* Element boundary listing *

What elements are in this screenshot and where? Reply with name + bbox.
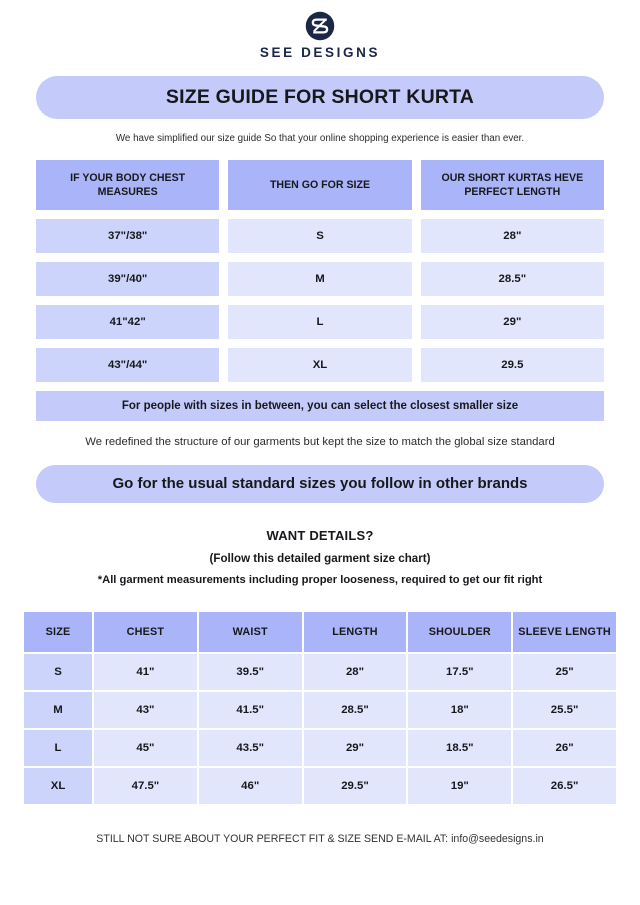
detail-cell-waist: 46" (198, 767, 302, 804)
page-title: SIZE GUIDE FOR SHORT KURTA (36, 75, 604, 119)
brand-name: SEE DESIGNS (259, 45, 381, 60)
detail-cell-size: M (24, 691, 92, 728)
detail-cell-size: S (24, 653, 92, 690)
detail-cell-length: 29" (303, 729, 407, 766)
table-row: L 45" 43.5" 29" 18.5" 26" (24, 729, 616, 766)
detail-cell-waist: 39.5" (198, 653, 302, 690)
want-details-note: *All garment measurements including prop… (97, 573, 543, 586)
detail-column-header-size: SIZE (24, 611, 92, 652)
detail-cell-chest: 45" (94, 729, 197, 766)
cell-chest-measures: 37"/38" (36, 219, 220, 254)
detail-cell-waist: 41.5" (198, 691, 302, 728)
cell-size: XL (228, 348, 412, 383)
detail-cell-sleeve-length: 26.5" (513, 767, 616, 804)
detail-cell-sleeve-length: 25.5" (513, 691, 616, 728)
detail-column-header-sleeve-length: SLEEVE LENGTH (513, 611, 616, 652)
detail-cell-size: XL (24, 767, 92, 804)
cell-length: 28.5" (420, 262, 604, 297)
detail-cell-chest: 41" (94, 653, 197, 690)
cell-chest-measures: 41"42" (36, 305, 220, 340)
cell-size: M (228, 262, 412, 297)
note-in-between-sizes: For people with sizes in between, you ca… (36, 391, 604, 422)
detail-column-header-chest: CHEST (94, 611, 197, 652)
column-header-chest-measures: IF YOUR BODY CHEST MEASURES (36, 160, 220, 211)
table-row: 37"/38" S 28" (36, 219, 604, 254)
cell-chest-measures: 43"/44" (36, 348, 220, 383)
column-header-perfect-length: OUR SHORT KURTAS HEVE PERFECT LENGTH (420, 160, 604, 211)
footer-contact: STILL NOT SURE ABOUT YOUR PERFECT FIT & … (96, 832, 544, 845)
brand-header: SEE DESIGNS (36, 0, 604, 60)
detail-cell-shoulder: 19" (408, 767, 512, 804)
detail-cell-chest: 47.5" (94, 767, 197, 804)
detail-column-header-shoulder: SHOULDER (408, 611, 512, 652)
table-header-row: IF YOUR BODY CHEST MEASURES THEN GO FOR … (36, 160, 604, 211)
detail-cell-chest: 43" (94, 691, 197, 728)
note-standard-sizes: Go for the usual standard sizes you foll… (36, 464, 604, 503)
detail-cell-sleeve-length: 26" (513, 729, 616, 766)
want-details-heading: WANT DETAILS? (266, 527, 374, 543)
cell-length: 29" (420, 305, 604, 340)
detail-cell-shoulder: 18" (408, 691, 512, 728)
table-row: 39"/40" M 28.5" (36, 262, 604, 297)
detail-cell-size: L (24, 729, 92, 766)
detail-cell-shoulder: 18.5" (408, 729, 512, 766)
detail-cell-sleeve-length: 25" (513, 653, 616, 690)
detail-header-row: SIZE CHEST WAIST LENGTH SHOULDER SLEEVE … (24, 611, 616, 652)
detail-column-header-length: LENGTH (303, 611, 407, 652)
column-header-go-for-size: THEN GO FOR SIZE (228, 160, 412, 211)
detail-cell-length: 28" (303, 653, 407, 690)
table-row: XL 47.5" 46" 29.5" 19" 26.5" (24, 767, 616, 804)
note-redefined-structure: We redefined the structure of our garmen… (85, 436, 555, 449)
detail-column-header-waist: WAIST (198, 611, 302, 652)
detail-cell-shoulder: 17.5" (408, 653, 512, 690)
detail-cell-length: 29.5" (303, 767, 407, 804)
detail-cell-length: 28.5" (303, 691, 407, 728)
see-designs-circle-logo-icon (305, 11, 335, 41)
table-row: 43"/44" XL 29.5 (36, 348, 604, 383)
want-details-block: WANT DETAILS? (Follow this detailed garm… (36, 528, 604, 586)
detailed-garment-size-chart: SIZE CHEST WAIST LENGTH SHOULDER SLEEVE … (22, 610, 618, 806)
want-details-subheading: (Follow this detailed garment size chart… (209, 551, 431, 565)
cell-length: 28" (420, 219, 604, 254)
cell-length: 29.5 (420, 348, 604, 383)
detail-cell-waist: 43.5" (198, 729, 302, 766)
cell-chest-measures: 39"/40" (36, 262, 220, 297)
table-row: M 43" 41.5" 28.5" 18" 25.5" (24, 691, 616, 728)
table-row: S 41" 39.5" 28" 17.5" 25" (24, 653, 616, 690)
cell-size: L (228, 305, 412, 340)
cell-size: S (228, 219, 412, 254)
size-guide-table: IF YOUR BODY CHEST MEASURES THEN GO FOR … (36, 160, 604, 383)
table-row: 41"42" L 29" (36, 305, 604, 340)
page-subtitle: We have simplified our size guide So tha… (115, 132, 525, 144)
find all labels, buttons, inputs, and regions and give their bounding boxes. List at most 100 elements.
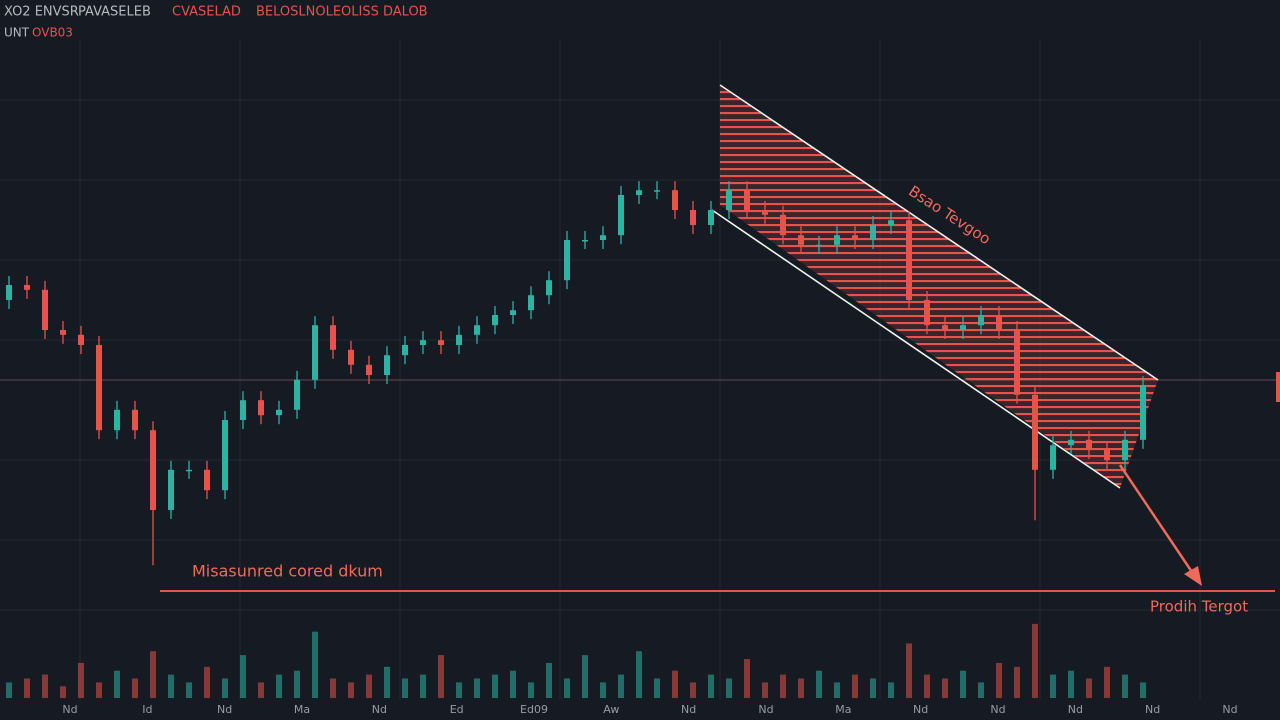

* GIVEN REQUEST *
Turn the listing lines into a numbered list with blank lines omitted, starting at the line that contains "767, 302, 804)" and ending after the line that contains "note-standard-sizes: Go for".

* PROBLEM SOLUTION *
1. detail-cell-waist: 46" (198, 767, 302, 804)
2. page-title: SIZE GUIDE FOR SHORT KURTA (36, 75, 604, 119)
3. brand-name: SEE DESIGNS (259, 45, 381, 60)
4. detail-cell-size: M (24, 691, 92, 728)
5. detail-cell-size: S (24, 653, 92, 690)
6. detail-cell-length: 29" (303, 729, 407, 766)
7. table-row: L 45" 43.5" 29" 18.5" 26" (24, 729, 616, 766)
8. detail-cell-waist: 39.5" (198, 653, 302, 690)
9. want-details-note: *All garment measurements including prop… (97, 573, 543, 586)
10. detail-column-header-size: SIZE (24, 611, 92, 652)
11. detail-cell-chest: 45" (94, 729, 197, 766)
12. cell-chest-measures: 37"/38" (36, 219, 220, 254)
13. detail-cell-waist: 41.5" (198, 691, 302, 728)
14. cell-size: XL (228, 348, 412, 383)
15. detail-cell-sleeve-length: 26.5" (513, 767, 616, 804)
16. detail-cell-sleeve-length: 25.5" (513, 691, 616, 728)
17. detail-column-header-sleeve-length: SLEEVE LENGTH (513, 611, 616, 652)
18. detail-cell-size: XL (24, 767, 92, 804)
19. cell-length: 28.5" (420, 262, 604, 297)
20. detail-cell-chest: 41" (94, 653, 197, 690)
21. cell-chest-measures: 41"42" (36, 305, 220, 340)
22. cell-size: M (228, 262, 412, 297)
23. note-in-between-sizes: For people with sizes in between, you ca… (36, 391, 604, 422)
24. detail-column-header-chest: CHEST (94, 611, 197, 652)
25. column-header-chest-measures: IF YOUR BODY CHEST MEASURES (36, 160, 220, 211)
26. table-row: 37"/38" S 28" (36, 219, 604, 254)
27. cell-chest-measures: 43"/44" (36, 348, 220, 383)
28. column-header-perfect-length: OUR SHORT KURTAS HEVE PERFECT LENGTH (420, 160, 604, 211)
29. footer-contact: STILL NOT SURE ABOUT YOUR PERFECT FIT & … (96, 832, 544, 845)
30. brand-header: SEE DESIGNS (36, 0, 604, 60)
31. detail-cell-shoulder: 19" (408, 767, 512, 804)
32. detail-cell-chest: 47.5" (94, 767, 197, 804)
33. detail-column-header-shoulder: SHOULDER (408, 611, 512, 652)
34. table-header-row: IF YOUR BODY CHEST MEASURES THEN GO FOR … (36, 160, 604, 211)
35. detail-cell-chest: 43" (94, 691, 197, 728)
36. note-standard-sizes: Go for the usual standard sizes you foll… (36, 464, 604, 503)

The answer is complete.